WHAT THE TASK ASKS
List every line in this data where the string "China" occurs.

Stored data entries:
☆ ☆ ☆ ☆ ☆ ☆ ☆

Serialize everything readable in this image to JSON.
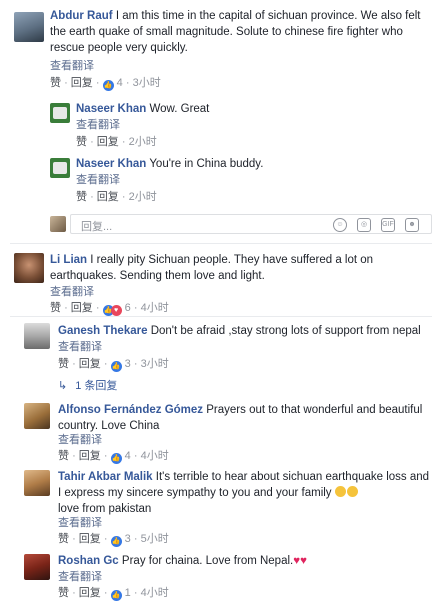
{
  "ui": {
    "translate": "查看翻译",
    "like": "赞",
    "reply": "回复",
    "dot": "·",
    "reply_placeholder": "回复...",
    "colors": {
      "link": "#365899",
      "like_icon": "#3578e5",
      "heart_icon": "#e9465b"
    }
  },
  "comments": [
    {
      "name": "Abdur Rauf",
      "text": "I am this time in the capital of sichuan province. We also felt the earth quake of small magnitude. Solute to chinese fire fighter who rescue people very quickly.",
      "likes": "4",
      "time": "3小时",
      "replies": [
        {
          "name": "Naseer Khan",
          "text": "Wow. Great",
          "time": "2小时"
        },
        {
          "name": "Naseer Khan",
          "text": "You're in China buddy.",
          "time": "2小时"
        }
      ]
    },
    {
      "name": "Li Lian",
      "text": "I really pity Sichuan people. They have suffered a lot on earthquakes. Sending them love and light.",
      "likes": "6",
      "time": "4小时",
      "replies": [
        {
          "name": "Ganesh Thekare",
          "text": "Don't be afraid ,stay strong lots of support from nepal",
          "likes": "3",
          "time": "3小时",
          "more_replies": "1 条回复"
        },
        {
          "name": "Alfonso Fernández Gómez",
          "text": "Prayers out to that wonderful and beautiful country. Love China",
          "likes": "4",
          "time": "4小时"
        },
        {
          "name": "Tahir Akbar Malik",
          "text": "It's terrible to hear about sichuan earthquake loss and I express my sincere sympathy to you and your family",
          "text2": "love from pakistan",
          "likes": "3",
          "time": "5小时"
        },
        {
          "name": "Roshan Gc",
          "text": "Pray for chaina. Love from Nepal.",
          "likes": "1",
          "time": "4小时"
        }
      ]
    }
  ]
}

☆ ☆ ☆ ☆ ☆ ☆ ☆

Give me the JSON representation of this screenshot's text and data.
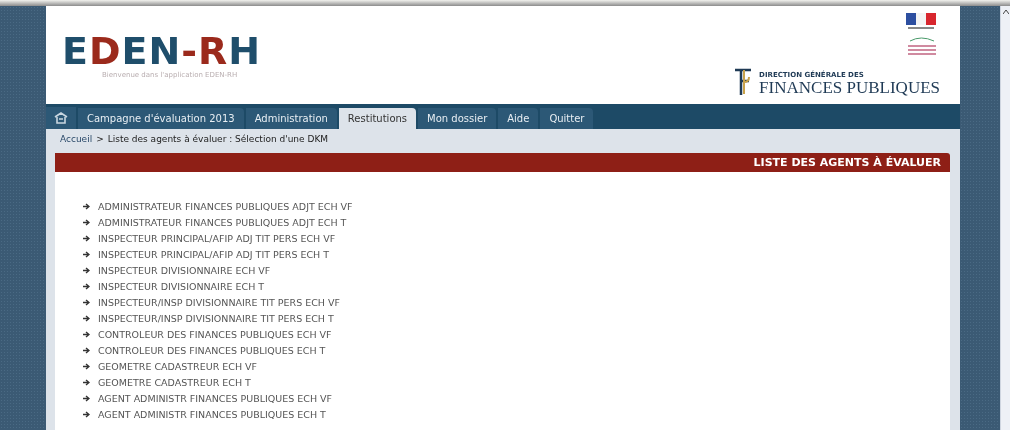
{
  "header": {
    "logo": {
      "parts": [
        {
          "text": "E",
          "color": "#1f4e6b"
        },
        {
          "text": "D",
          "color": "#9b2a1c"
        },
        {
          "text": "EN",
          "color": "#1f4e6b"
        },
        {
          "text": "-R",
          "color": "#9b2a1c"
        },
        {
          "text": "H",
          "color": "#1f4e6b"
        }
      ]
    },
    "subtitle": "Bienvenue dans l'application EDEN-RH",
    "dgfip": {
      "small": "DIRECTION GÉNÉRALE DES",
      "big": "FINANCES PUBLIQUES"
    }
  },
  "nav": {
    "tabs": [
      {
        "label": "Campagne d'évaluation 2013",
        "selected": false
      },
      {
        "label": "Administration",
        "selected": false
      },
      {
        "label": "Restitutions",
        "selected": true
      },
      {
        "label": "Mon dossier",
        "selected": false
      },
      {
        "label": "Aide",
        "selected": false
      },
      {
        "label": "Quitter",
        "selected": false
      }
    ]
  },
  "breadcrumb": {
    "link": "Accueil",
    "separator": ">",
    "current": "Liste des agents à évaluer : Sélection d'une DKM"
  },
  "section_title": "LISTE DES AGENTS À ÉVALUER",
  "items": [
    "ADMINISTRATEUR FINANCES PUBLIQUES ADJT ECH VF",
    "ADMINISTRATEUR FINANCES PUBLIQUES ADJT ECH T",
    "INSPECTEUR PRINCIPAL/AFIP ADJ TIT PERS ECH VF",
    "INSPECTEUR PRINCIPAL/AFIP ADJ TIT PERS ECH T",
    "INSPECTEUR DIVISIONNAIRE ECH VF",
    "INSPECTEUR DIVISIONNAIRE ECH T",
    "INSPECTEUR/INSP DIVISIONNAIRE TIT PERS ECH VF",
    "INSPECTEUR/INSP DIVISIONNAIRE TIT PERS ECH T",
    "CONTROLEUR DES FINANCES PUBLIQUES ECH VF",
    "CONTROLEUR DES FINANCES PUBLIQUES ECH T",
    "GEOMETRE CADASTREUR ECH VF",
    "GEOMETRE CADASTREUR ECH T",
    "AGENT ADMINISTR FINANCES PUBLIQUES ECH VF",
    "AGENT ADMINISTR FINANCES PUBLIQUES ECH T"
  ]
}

☆ ☆ ☆ ☆ ☆ ☆ ☆

ANSWER TO THE TASK
          "text": "You're in China buddy.",
          "text": "Prayers out to that wonderful and beautiful country. Love China",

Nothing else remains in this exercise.